[Stored data entries]
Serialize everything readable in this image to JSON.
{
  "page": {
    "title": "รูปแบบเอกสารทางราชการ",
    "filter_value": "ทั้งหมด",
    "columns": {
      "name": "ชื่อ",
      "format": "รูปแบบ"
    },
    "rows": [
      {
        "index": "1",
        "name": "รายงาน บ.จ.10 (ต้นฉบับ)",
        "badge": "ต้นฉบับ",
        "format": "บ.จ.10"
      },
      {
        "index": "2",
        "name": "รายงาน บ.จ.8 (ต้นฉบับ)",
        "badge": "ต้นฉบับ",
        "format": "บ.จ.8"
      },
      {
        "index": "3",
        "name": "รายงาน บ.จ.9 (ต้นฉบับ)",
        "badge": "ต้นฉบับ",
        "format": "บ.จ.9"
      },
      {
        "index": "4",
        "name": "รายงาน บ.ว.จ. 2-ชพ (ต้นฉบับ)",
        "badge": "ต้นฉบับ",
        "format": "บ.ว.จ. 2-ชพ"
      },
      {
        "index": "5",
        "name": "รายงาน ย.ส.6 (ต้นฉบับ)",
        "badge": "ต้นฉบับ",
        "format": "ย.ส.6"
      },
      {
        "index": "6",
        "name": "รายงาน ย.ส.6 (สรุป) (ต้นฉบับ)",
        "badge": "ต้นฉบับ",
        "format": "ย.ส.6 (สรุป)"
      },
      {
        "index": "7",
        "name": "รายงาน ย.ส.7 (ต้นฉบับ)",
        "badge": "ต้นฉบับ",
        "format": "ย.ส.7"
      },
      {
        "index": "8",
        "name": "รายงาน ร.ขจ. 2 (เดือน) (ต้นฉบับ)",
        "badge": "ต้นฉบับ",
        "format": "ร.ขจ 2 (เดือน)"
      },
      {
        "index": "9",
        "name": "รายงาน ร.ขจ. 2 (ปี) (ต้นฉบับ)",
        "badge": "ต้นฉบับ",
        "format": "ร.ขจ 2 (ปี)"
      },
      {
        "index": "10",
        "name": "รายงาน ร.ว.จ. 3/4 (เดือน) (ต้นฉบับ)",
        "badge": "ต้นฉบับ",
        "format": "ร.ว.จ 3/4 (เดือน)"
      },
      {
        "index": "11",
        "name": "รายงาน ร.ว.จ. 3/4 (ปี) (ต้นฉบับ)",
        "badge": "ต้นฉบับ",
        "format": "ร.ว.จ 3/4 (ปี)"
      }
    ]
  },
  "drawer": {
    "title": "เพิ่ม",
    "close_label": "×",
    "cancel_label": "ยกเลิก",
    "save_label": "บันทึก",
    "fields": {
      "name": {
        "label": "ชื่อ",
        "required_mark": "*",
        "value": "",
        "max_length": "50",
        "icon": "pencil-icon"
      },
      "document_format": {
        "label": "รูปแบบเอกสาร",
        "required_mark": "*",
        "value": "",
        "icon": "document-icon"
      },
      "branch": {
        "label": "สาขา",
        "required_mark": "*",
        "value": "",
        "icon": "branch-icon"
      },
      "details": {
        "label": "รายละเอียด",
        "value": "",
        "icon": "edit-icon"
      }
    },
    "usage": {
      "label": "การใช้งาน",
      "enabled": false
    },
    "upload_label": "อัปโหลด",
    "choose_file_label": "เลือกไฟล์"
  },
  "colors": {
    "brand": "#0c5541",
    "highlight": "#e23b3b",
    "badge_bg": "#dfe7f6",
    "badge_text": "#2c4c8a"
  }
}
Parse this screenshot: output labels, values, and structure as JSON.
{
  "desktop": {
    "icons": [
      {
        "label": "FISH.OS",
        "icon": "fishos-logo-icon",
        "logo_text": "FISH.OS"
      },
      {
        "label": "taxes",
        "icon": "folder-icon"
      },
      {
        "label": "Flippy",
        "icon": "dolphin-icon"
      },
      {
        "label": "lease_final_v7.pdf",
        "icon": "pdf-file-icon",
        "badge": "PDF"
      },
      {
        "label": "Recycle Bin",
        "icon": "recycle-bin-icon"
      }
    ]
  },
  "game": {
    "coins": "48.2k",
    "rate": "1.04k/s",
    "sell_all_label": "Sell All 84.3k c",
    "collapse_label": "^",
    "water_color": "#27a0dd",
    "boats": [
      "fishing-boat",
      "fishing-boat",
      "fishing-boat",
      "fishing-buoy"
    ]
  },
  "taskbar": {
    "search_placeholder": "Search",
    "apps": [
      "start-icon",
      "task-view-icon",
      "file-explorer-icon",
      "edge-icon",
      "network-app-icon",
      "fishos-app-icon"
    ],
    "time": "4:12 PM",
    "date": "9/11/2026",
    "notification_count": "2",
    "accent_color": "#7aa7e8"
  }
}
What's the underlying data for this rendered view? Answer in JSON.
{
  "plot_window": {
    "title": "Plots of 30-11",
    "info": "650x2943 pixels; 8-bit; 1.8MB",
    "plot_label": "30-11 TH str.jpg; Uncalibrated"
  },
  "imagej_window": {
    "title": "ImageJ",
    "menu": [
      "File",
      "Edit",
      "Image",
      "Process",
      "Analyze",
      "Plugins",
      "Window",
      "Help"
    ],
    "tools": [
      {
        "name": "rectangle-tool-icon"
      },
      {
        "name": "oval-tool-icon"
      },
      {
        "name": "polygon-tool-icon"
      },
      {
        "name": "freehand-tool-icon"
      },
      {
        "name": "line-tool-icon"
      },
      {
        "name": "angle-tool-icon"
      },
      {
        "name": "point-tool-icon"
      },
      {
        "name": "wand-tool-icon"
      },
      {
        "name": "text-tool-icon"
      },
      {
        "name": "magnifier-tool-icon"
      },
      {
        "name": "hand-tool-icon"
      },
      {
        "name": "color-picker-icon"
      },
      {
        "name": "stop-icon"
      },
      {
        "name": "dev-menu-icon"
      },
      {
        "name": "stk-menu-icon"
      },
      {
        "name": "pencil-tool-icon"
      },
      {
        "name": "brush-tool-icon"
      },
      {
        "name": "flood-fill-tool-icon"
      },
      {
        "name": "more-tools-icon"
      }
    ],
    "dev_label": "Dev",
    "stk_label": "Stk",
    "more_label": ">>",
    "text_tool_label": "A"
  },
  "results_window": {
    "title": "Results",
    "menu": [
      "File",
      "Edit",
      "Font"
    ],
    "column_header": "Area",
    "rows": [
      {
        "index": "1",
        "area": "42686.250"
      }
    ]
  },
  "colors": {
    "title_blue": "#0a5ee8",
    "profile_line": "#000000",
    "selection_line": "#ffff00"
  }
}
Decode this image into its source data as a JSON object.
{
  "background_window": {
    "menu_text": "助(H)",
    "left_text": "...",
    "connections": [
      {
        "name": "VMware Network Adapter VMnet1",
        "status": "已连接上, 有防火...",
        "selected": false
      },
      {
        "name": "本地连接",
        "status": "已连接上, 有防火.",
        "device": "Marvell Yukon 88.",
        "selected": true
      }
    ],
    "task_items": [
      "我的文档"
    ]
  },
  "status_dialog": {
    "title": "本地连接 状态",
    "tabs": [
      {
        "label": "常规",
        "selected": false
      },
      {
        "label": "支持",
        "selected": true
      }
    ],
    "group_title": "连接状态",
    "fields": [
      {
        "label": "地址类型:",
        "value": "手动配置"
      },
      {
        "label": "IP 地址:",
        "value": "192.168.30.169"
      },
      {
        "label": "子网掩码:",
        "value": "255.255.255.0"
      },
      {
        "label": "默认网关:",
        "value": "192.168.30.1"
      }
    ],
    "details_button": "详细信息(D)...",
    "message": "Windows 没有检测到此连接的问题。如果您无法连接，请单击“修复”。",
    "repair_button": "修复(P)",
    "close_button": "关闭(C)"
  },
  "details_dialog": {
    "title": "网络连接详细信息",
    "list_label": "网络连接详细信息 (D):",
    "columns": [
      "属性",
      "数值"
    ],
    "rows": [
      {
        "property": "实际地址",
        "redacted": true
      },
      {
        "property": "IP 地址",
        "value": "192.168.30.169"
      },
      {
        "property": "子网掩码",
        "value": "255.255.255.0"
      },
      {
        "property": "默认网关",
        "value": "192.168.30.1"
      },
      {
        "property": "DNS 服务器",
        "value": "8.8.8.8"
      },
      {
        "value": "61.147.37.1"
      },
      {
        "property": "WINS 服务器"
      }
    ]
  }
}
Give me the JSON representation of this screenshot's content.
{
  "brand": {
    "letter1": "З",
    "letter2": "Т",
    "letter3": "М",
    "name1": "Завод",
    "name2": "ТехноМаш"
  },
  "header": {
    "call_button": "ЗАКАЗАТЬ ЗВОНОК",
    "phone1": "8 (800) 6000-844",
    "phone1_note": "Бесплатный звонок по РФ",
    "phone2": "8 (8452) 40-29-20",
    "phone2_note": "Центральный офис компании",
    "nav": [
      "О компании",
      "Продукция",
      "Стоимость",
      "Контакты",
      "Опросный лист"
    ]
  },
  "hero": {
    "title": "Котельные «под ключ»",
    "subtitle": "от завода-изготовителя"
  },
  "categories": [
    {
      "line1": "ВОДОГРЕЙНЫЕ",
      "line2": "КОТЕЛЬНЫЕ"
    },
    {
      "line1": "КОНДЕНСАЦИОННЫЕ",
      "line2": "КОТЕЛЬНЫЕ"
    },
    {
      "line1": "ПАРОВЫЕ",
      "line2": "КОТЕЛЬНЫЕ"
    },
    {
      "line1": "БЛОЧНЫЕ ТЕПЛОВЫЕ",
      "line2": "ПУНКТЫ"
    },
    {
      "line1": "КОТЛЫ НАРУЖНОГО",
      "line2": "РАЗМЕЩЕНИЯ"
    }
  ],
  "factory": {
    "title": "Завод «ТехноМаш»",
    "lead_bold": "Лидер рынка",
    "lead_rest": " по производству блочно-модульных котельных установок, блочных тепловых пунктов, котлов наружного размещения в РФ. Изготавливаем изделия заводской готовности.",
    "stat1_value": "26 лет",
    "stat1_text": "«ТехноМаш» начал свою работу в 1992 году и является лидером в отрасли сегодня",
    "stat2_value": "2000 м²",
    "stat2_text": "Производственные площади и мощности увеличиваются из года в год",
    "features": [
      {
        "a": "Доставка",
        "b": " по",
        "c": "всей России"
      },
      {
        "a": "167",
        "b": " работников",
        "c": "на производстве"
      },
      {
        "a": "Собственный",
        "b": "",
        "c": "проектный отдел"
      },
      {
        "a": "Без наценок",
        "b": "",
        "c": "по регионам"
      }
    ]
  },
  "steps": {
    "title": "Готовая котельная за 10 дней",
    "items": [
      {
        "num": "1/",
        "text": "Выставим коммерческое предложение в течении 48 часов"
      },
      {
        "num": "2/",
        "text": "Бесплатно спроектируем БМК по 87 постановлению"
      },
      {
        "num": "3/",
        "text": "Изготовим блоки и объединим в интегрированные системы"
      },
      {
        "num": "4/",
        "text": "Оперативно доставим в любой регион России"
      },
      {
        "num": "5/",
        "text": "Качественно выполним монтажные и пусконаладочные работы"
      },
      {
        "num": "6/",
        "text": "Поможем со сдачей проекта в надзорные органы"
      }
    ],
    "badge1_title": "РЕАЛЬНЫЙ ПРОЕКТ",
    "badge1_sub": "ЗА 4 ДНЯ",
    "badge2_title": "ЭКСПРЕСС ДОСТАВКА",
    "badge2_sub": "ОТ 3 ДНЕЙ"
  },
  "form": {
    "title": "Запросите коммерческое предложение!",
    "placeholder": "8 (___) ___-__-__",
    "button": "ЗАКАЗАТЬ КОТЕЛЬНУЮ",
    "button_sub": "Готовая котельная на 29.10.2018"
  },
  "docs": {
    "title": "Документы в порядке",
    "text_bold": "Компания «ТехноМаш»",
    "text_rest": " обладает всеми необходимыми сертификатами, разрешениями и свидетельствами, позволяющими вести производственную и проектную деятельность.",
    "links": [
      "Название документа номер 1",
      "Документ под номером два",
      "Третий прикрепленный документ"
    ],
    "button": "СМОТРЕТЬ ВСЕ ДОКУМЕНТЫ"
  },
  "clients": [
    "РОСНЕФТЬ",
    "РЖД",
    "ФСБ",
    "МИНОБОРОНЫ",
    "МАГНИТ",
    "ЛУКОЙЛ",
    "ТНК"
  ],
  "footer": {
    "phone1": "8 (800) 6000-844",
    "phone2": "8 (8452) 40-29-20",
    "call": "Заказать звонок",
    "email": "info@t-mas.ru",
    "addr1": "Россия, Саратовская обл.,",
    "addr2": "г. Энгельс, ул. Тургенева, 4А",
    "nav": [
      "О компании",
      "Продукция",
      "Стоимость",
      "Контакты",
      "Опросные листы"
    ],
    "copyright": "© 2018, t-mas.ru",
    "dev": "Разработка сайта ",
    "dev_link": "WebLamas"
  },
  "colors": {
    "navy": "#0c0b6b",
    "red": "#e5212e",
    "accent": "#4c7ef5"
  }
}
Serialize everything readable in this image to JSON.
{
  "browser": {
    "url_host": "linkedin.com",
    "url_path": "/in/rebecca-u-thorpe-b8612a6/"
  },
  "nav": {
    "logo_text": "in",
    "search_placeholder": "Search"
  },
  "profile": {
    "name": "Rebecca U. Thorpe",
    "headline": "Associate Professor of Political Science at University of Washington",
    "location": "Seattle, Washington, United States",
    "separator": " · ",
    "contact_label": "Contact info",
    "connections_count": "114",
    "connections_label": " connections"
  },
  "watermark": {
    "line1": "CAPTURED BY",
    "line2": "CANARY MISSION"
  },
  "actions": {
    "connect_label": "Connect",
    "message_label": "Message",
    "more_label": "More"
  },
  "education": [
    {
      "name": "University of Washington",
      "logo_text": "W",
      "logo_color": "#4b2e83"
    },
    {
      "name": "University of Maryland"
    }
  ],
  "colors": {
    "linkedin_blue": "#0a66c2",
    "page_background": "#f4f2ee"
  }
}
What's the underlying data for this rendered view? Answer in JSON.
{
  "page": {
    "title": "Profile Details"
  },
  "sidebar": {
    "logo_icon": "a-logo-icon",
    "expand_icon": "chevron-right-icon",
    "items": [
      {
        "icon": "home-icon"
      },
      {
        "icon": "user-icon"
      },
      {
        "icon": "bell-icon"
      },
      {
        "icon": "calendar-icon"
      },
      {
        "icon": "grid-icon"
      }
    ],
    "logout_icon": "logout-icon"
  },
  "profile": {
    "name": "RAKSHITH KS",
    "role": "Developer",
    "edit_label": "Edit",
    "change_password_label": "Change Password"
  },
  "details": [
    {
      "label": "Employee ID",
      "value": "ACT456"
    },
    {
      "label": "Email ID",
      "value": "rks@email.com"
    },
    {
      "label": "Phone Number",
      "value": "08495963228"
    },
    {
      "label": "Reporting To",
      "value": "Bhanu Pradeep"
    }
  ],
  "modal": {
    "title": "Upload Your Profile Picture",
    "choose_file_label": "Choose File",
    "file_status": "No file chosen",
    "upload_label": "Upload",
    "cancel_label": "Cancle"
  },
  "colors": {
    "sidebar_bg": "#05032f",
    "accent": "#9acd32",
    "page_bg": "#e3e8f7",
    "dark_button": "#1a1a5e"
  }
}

What you will do: Extract, from the listing above, every line where the string "property" occurs.

Expected output:
        "property": "实际地址",
        "property": "IP 地址",
        "property": "子网掩码",
        "property": "默认网关",
        "property": "DNS 服务器",
        "property": "WINS 服务器"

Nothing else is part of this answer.